[Dataset listings of figures]
_____

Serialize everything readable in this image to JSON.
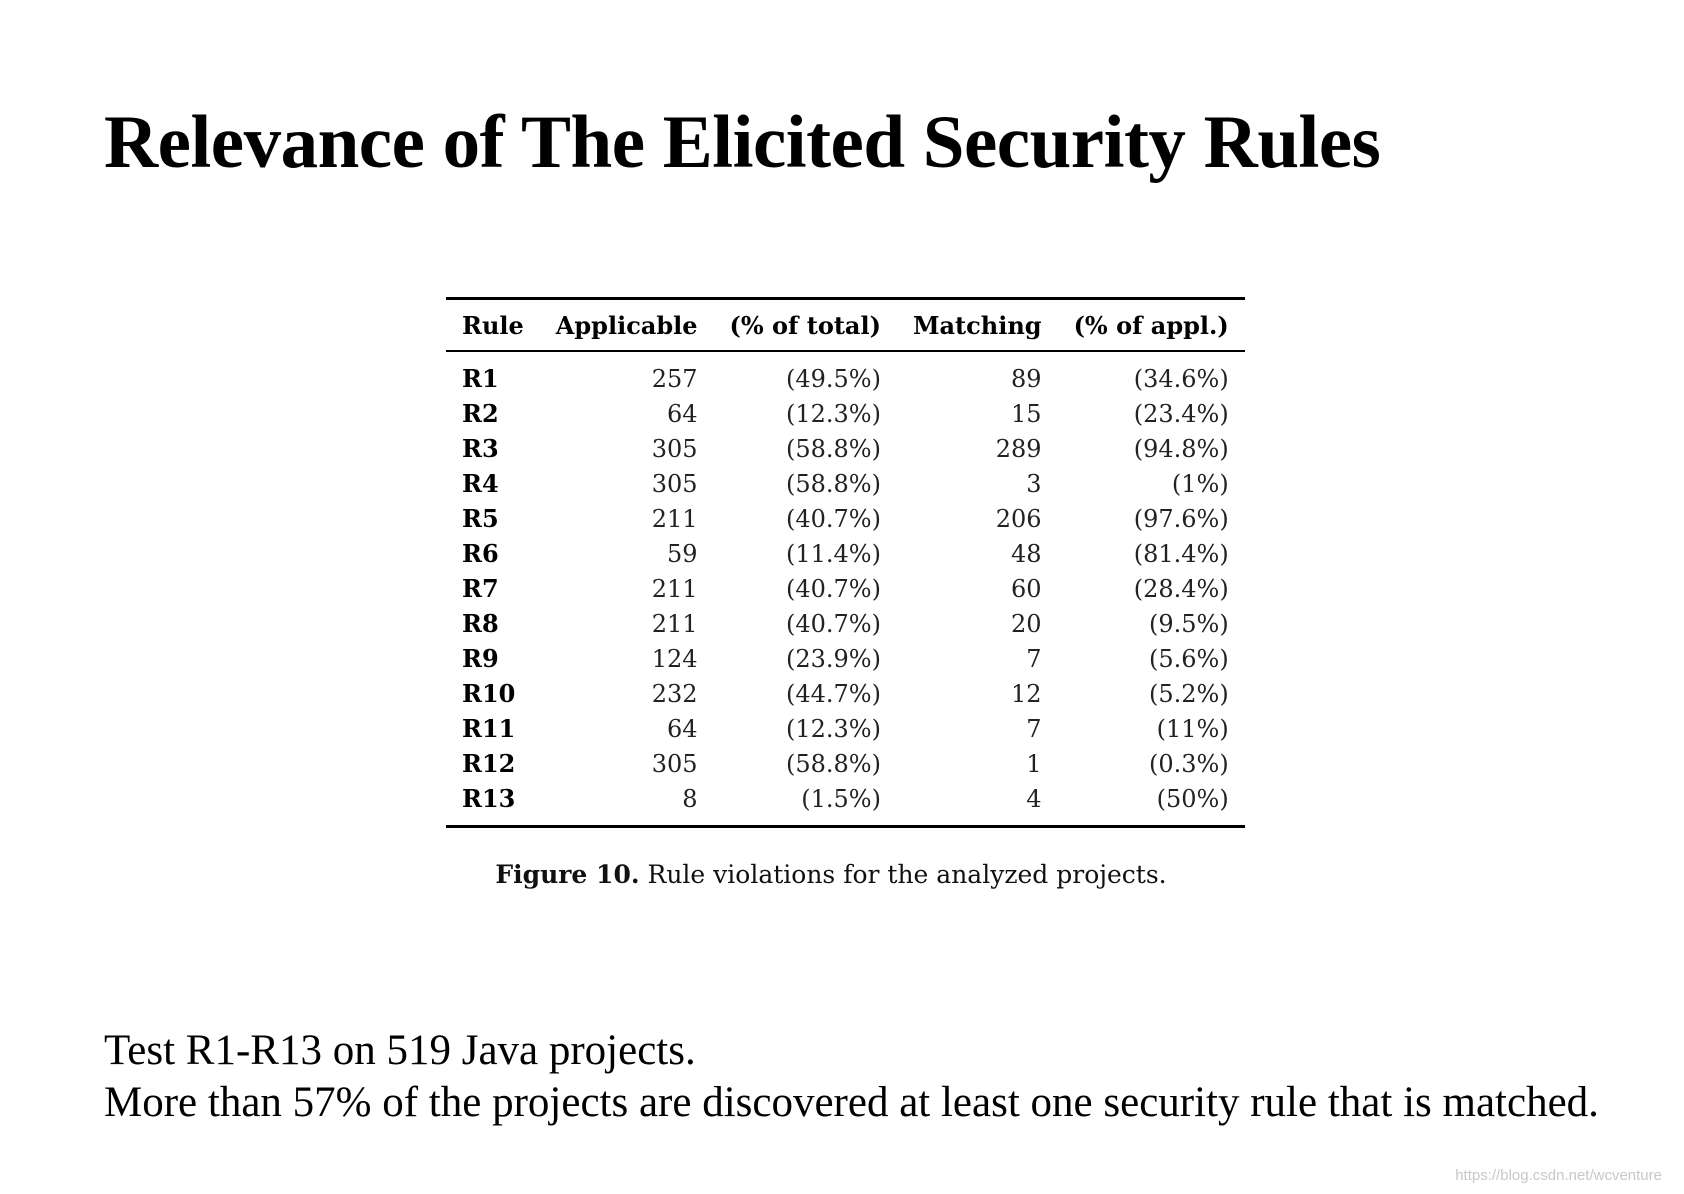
{
  "slide": {
    "title": "Relevance of The Elicited Security Rules"
  },
  "table": {
    "headers": {
      "rule": "Rule",
      "applicable": "Applicable",
      "pct_total": "(% of total)",
      "matching": "Matching",
      "pct_appl": "(% of appl.)"
    },
    "rows": [
      {
        "rule": "R1",
        "applicable": "257",
        "pct_total": "(49.5%)",
        "matching": "89",
        "pct_appl": "(34.6%)"
      },
      {
        "rule": "R2",
        "applicable": "64",
        "pct_total": "(12.3%)",
        "matching": "15",
        "pct_appl": "(23.4%)"
      },
      {
        "rule": "R3",
        "applicable": "305",
        "pct_total": "(58.8%)",
        "matching": "289",
        "pct_appl": "(94.8%)"
      },
      {
        "rule": "R4",
        "applicable": "305",
        "pct_total": "(58.8%)",
        "matching": "3",
        "pct_appl": "(1%)"
      },
      {
        "rule": "R5",
        "applicable": "211",
        "pct_total": "(40.7%)",
        "matching": "206",
        "pct_appl": "(97.6%)"
      },
      {
        "rule": "R6",
        "applicable": "59",
        "pct_total": "(11.4%)",
        "matching": "48",
        "pct_appl": "(81.4%)"
      },
      {
        "rule": "R7",
        "applicable": "211",
        "pct_total": "(40.7%)",
        "matching": "60",
        "pct_appl": "(28.4%)"
      },
      {
        "rule": "R8",
        "applicable": "211",
        "pct_total": "(40.7%)",
        "matching": "20",
        "pct_appl": "(9.5%)"
      },
      {
        "rule": "R9",
        "applicable": "124",
        "pct_total": "(23.9%)",
        "matching": "7",
        "pct_appl": "(5.6%)"
      },
      {
        "rule": "R10",
        "applicable": "232",
        "pct_total": "(44.7%)",
        "matching": "12",
        "pct_appl": "(5.2%)"
      },
      {
        "rule": "R11",
        "applicable": "64",
        "pct_total": "(12.3%)",
        "matching": "7",
        "pct_appl": "(11%)"
      },
      {
        "rule": "R12",
        "applicable": "305",
        "pct_total": "(58.8%)",
        "matching": "1",
        "pct_appl": "(0.3%)"
      },
      {
        "rule": "R13",
        "applicable": "8",
        "pct_total": "(1.5%)",
        "matching": "4",
        "pct_appl": "(50%)"
      }
    ]
  },
  "caption": {
    "label": "Figure 10.",
    "text": " Rule violations for the analyzed projects."
  },
  "body": {
    "line1": "Test R1-R13 on 519 Java projects.",
    "line2": "More than 57% of the projects are discovered at least one security rule that is matched."
  },
  "watermark": "https://blog.csdn.net/wcventure"
}
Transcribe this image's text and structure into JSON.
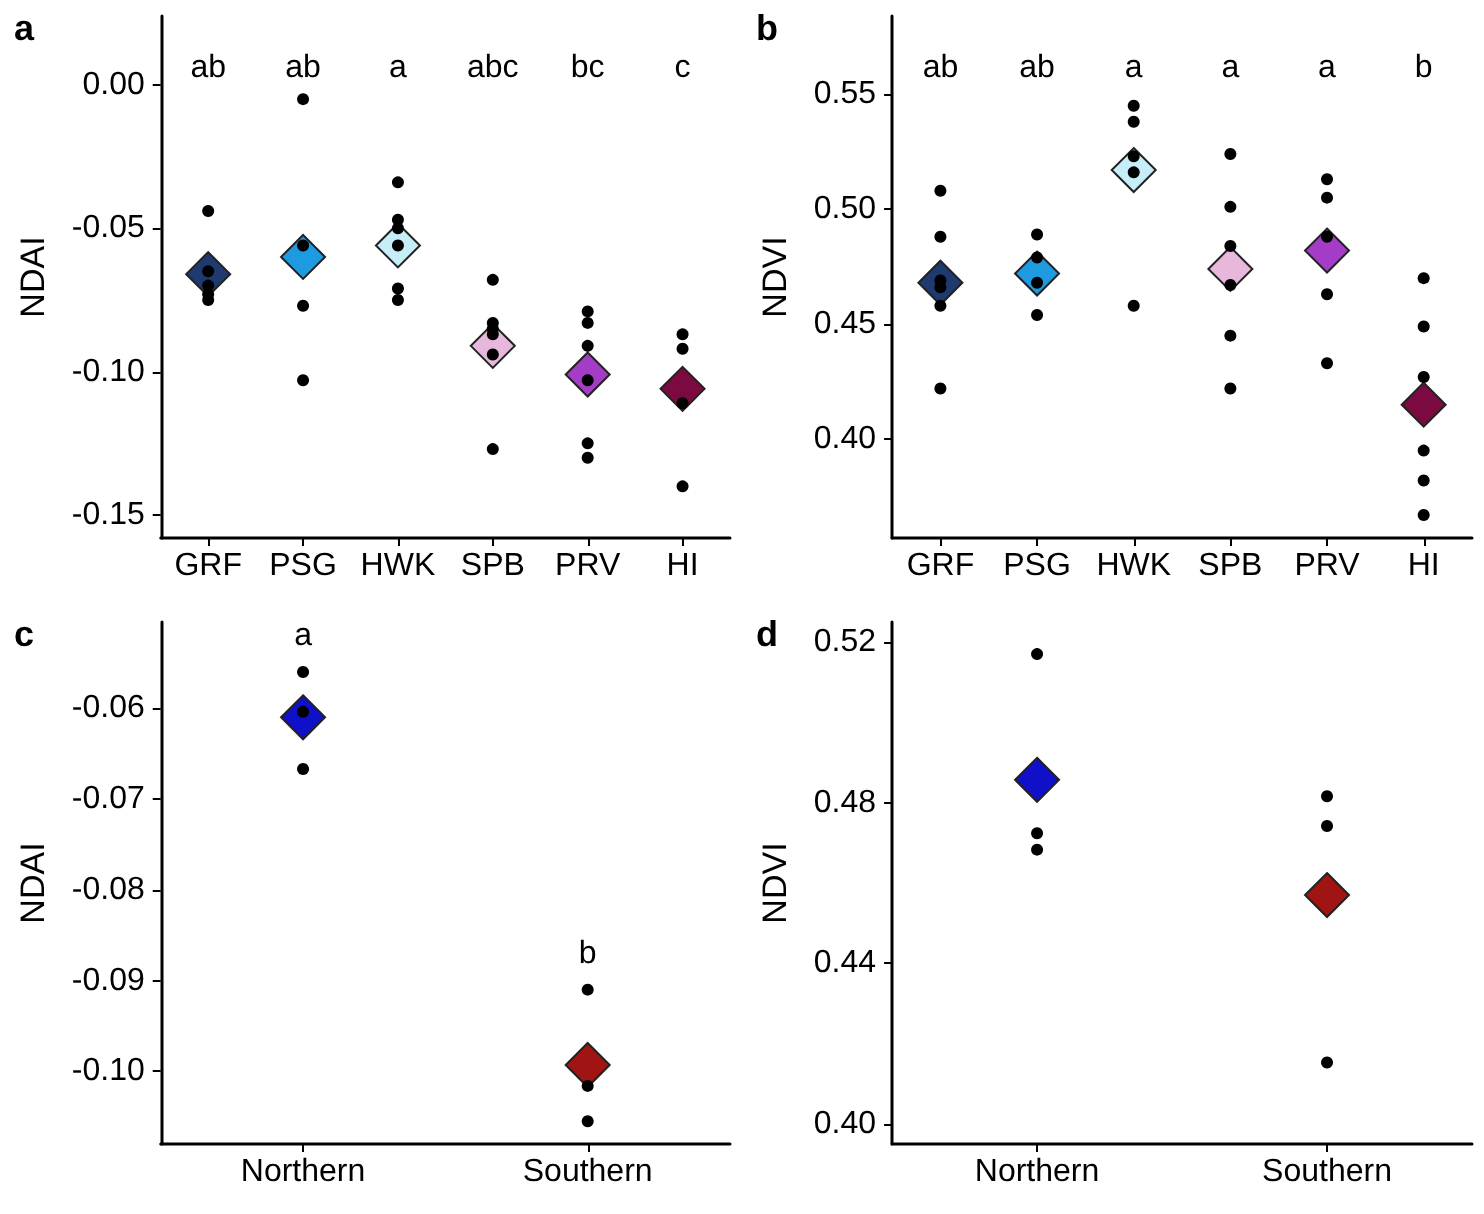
{
  "chart_data": [
    {
      "type": "scatter",
      "title": "a",
      "ylabel": "NDAI",
      "categories": [
        "GRF",
        "PSG",
        "HWK",
        "SPB",
        "PRV",
        "HI"
      ],
      "ylim": [
        -0.158,
        0.024
      ],
      "yticks": [
        {
          "value": -0.15,
          "label": "-0.15"
        },
        {
          "value": -0.1,
          "label": "-0.10"
        },
        {
          "value": -0.05,
          "label": "-0.05"
        },
        {
          "value": 0,
          "label": "0.00"
        }
      ],
      "grid": false,
      "annotations": [
        "ab",
        "ab",
        "a",
        "abc",
        "bc",
        "c"
      ],
      "series": [
        {
          "marker": "diamond",
          "colors": [
            "#1f3a6e",
            "#1e9be0",
            "#c5eef8",
            "#e8b8dc",
            "#a43cc8",
            "#7a0a40"
          ],
          "values": [
            -0.066,
            -0.06,
            -0.056,
            -0.091,
            -0.101,
            -0.106
          ]
        },
        {
          "marker": "circle",
          "color": "#000000",
          "x": [
            "GRF",
            "GRF",
            "GRF",
            "GRF",
            "GRF",
            "PSG",
            "PSG",
            "PSG",
            "PSG",
            "HWK",
            "HWK",
            "HWK",
            "HWK",
            "HWK",
            "HWK",
            "SPB",
            "SPB",
            "SPB",
            "SPB",
            "SPB",
            "SPB",
            "PRV",
            "PRV",
            "PRV",
            "PRV",
            "PRV",
            "PRV",
            "HI",
            "HI",
            "HI",
            "HI"
          ],
          "values": [
            -0.044,
            -0.065,
            -0.07,
            -0.073,
            -0.075,
            -0.005,
            -0.056,
            -0.077,
            -0.103,
            -0.034,
            -0.047,
            -0.05,
            -0.056,
            -0.071,
            -0.075,
            -0.068,
            -0.083,
            -0.085,
            -0.087,
            -0.094,
            -0.127,
            -0.079,
            -0.083,
            -0.091,
            -0.103,
            -0.125,
            -0.13,
            -0.087,
            -0.092,
            -0.111,
            -0.14
          ]
        }
      ]
    },
    {
      "type": "scatter",
      "title": "b",
      "ylabel": "NDVI",
      "categories": [
        "GRF",
        "PSG",
        "HWK",
        "SPB",
        "PRV",
        "HI"
      ],
      "ylim": [
        0.357,
        0.584
      ],
      "yticks": [
        {
          "value": 0.4,
          "label": "0.40"
        },
        {
          "value": 0.45,
          "label": "0.45"
        },
        {
          "value": 0.5,
          "label": "0.50"
        },
        {
          "value": 0.55,
          "label": "0.55"
        }
      ],
      "grid": false,
      "annotations": [
        "ab",
        "ab",
        "a",
        "a",
        "a",
        "b"
      ],
      "series": [
        {
          "marker": "diamond",
          "colors": [
            "#1f3a6e",
            "#1e9be0",
            "#c5eef8",
            "#e8b8dc",
            "#a43cc8",
            "#7a0a40"
          ],
          "values": [
            0.468,
            0.472,
            0.517,
            0.474,
            0.482,
            0.415
          ]
        },
        {
          "marker": "circle",
          "color": "#000000",
          "x": [
            "GRF",
            "GRF",
            "GRF",
            "GRF",
            "GRF",
            "GRF",
            "PSG",
            "PSG",
            "PSG",
            "PSG",
            "HWK",
            "HWK",
            "HWK",
            "HWK",
            "HWK",
            "SPB",
            "SPB",
            "SPB",
            "SPB",
            "SPB",
            "SPB",
            "PRV",
            "PRV",
            "PRV",
            "PRV",
            "PRV",
            "HI",
            "HI",
            "HI",
            "HI",
            "HI",
            "HI"
          ],
          "values": [
            0.508,
            0.488,
            0.469,
            0.466,
            0.458,
            0.422,
            0.489,
            0.479,
            0.468,
            0.454,
            0.545,
            0.538,
            0.523,
            0.516,
            0.458,
            0.524,
            0.501,
            0.484,
            0.467,
            0.445,
            0.422,
            0.513,
            0.505,
            0.488,
            0.463,
            0.433,
            0.47,
            0.449,
            0.427,
            0.395,
            0.382,
            0.367
          ]
        }
      ]
    },
    {
      "type": "scatter",
      "title": "c",
      "ylabel": "NDAI",
      "categories": [
        "Northern",
        "Southern"
      ],
      "ylim": [
        -0.108,
        -0.0505
      ],
      "yticks": [
        {
          "value": -0.1,
          "label": "-0.10"
        },
        {
          "value": -0.09,
          "label": "-0.09"
        },
        {
          "value": -0.08,
          "label": "-0.08"
        },
        {
          "value": -0.07,
          "label": "-0.07"
        },
        {
          "value": -0.06,
          "label": "-0.06"
        }
      ],
      "grid": false,
      "annotations": [
        "a",
        "b"
      ],
      "series": [
        {
          "marker": "diamond",
          "colors": [
            "#1010c8",
            "#a01414"
          ],
          "values": [
            -0.061,
            -0.0993
          ]
        },
        {
          "marker": "circle",
          "color": "#000000",
          "x": [
            "Northern",
            "Northern",
            "Northern",
            "Southern",
            "Southern",
            "Southern"
          ],
          "values": [
            -0.056,
            -0.0604,
            -0.0667,
            -0.091,
            -0.1016,
            -0.1055
          ]
        }
      ]
    },
    {
      "type": "scatter",
      "title": "d",
      "ylabel": "NDVI",
      "categories": [
        "Northern",
        "Southern"
      ],
      "ylim": [
        0.395,
        0.525
      ],
      "yticks": [
        {
          "value": 0.4,
          "label": "0.40"
        },
        {
          "value": 0.44,
          "label": "0.44"
        },
        {
          "value": 0.48,
          "label": "0.48"
        },
        {
          "value": 0.52,
          "label": "0.52"
        }
      ],
      "grid": false,
      "series": [
        {
          "marker": "diamond",
          "colors": [
            "#1010c8",
            "#a01414"
          ],
          "values": [
            0.4857,
            0.457
          ]
        },
        {
          "marker": "circle",
          "color": "#000000",
          "x": [
            "Northern",
            "Northern",
            "Northern",
            "Southern",
            "Southern",
            "Southern"
          ],
          "values": [
            0.517,
            0.4724,
            0.4683,
            0.4816,
            0.4742,
            0.4153
          ]
        }
      ]
    }
  ]
}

_____

* **Task to complete**
Each line in the material either holds the string "projects" or does not. State how many do, and nothing else.

* **The reply**
3